▶ _Activity list_:
(a) Answer these questions from the piece on David Carr:
(i) In what year did Carr join the Times?
(ii) At which university did Carr start teaching a class last year?
(iii) Which comedian is named as Carr's friend of decades?
(b) Write out the part of the piece on David Carr from "Last year, Carr" to "at the paper." again, replacing "Boston Globe" with "Boston Herald".

***** Excerpt provided

David Carr, author of the New York Times' "Media Equation" column, collapsed and died at his office last night just hours after moderating a "TimesTalks" conversation with Edward Snowden, director Laura Poitras, and journalist Glenn Greenwald on Citizenfour, a documentary about Snowden's NSA leaks. Carr, 58, lived in Montclair, NJ, with his wife and their daughter (he has two more children), and wrote The Night of the Gun, a 2008 memoir about how he went from cocaine addict to single father raising twin daughters to, ultimately, sober media columnist. Prior to joining the Times in 2002, he helmed alternative weeklies in Minneapolis and Washington, DC, and was a contributing writer for the Atlantic and New York magazine, the AP reports.
Last year, Carr started teaching a Boston University class on how journalism can sustain itself in the digital age, an issue about which he had written extensively. "I think a lot of journalism education that is going on is broadly not preparing kids for the world that they are stepping into," he told the Boston Globe. More:
- Times publisher Arthur Sulzberger Jr. calls Carr "an indispensable guide to modern media" and "one of the most gifted journalists who has ever worked" at the paper.
- The Washington Post has a piece worth reading about Carr's battles with addiction and his decades-long friendship with comedian Tom Arnold; Vox has compiled five of his best columns.
- New York Times obituary here. Here's a line from it: "A cancer survivor with a throaty croak of a speaking voice and a storklike posture, he was a curmudgeonly personality whose intellectual cockiness and unwillingness to suffer fools found their way into his prose."
- The Times has a few lines from his memoir. A standout portion: "We all walk the earth feeling we are frauds. The trick is to be grateful and hope the caper doesn't end any time soon."

**********
***** Excerpted records

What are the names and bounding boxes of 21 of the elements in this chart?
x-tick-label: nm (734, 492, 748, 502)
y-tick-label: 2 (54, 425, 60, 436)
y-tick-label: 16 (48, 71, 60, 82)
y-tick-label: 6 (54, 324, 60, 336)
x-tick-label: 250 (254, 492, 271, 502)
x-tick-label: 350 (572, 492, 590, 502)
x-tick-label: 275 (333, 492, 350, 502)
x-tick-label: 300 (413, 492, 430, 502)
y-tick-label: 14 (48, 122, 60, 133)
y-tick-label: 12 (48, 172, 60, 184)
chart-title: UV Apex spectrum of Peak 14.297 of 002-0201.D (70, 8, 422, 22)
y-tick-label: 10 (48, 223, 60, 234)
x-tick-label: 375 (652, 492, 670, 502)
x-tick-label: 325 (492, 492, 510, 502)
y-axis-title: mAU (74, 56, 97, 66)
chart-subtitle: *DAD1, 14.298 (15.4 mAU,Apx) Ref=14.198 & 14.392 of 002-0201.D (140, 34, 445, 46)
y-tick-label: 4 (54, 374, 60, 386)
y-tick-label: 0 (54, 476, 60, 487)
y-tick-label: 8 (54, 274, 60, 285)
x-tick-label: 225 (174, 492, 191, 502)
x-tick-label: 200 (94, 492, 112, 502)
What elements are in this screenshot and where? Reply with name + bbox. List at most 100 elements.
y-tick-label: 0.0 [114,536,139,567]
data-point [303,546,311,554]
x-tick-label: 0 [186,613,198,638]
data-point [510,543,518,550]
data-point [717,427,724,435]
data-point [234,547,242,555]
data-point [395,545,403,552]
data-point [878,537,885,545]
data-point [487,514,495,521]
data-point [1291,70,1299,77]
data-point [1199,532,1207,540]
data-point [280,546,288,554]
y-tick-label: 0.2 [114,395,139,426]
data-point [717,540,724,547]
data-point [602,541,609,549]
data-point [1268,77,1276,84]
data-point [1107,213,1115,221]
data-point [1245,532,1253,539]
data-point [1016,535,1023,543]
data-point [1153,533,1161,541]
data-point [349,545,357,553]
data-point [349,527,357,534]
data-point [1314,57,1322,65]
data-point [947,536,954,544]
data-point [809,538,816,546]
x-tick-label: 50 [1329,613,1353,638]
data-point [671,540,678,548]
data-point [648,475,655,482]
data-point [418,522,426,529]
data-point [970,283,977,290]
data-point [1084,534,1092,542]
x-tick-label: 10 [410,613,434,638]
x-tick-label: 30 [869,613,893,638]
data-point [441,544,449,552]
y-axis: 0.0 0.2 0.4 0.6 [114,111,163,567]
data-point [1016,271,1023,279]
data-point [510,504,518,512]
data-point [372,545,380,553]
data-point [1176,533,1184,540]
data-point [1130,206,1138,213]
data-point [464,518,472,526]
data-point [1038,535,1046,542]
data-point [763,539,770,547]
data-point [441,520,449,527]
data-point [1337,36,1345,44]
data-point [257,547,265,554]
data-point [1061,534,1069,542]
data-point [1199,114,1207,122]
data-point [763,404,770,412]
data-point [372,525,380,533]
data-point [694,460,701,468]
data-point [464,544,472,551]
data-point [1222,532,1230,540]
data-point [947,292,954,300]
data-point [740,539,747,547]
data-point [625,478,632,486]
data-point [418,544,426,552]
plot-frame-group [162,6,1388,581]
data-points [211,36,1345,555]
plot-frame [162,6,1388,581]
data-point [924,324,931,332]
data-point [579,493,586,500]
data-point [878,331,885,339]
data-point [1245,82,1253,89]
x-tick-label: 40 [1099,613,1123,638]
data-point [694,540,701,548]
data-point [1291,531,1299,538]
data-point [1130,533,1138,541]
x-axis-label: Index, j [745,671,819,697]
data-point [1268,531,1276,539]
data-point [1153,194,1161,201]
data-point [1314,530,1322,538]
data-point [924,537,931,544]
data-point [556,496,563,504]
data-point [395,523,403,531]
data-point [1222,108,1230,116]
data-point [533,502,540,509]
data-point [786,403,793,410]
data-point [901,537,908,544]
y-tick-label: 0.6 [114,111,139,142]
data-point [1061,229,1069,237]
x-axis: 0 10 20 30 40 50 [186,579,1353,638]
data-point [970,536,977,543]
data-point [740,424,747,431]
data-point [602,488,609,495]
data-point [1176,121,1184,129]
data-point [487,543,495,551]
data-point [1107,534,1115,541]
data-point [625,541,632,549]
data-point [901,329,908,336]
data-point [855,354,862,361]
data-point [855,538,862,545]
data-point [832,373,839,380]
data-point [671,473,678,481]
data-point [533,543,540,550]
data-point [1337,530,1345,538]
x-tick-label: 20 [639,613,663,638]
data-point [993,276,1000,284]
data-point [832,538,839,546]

**********

▶ _Responses in order_:
(a)
(i) 2002
(ii) Boston University
(iii) Tom Arnold

(b)
Last year, Carr started teaching a Boston University class on how journalism can sustain itself in the digital age, an issue about which he had written extensively. "I think a lot of journalism education that is going on is broadly not preparing kids for the world that they are stepping into," he told the Boston Herald. More:
- Times publisher Arthur Sulzberger Jr. calls Carr "an indispensable guide to modern media" and "one of the most gifted journalists who has ever worked" at the paper.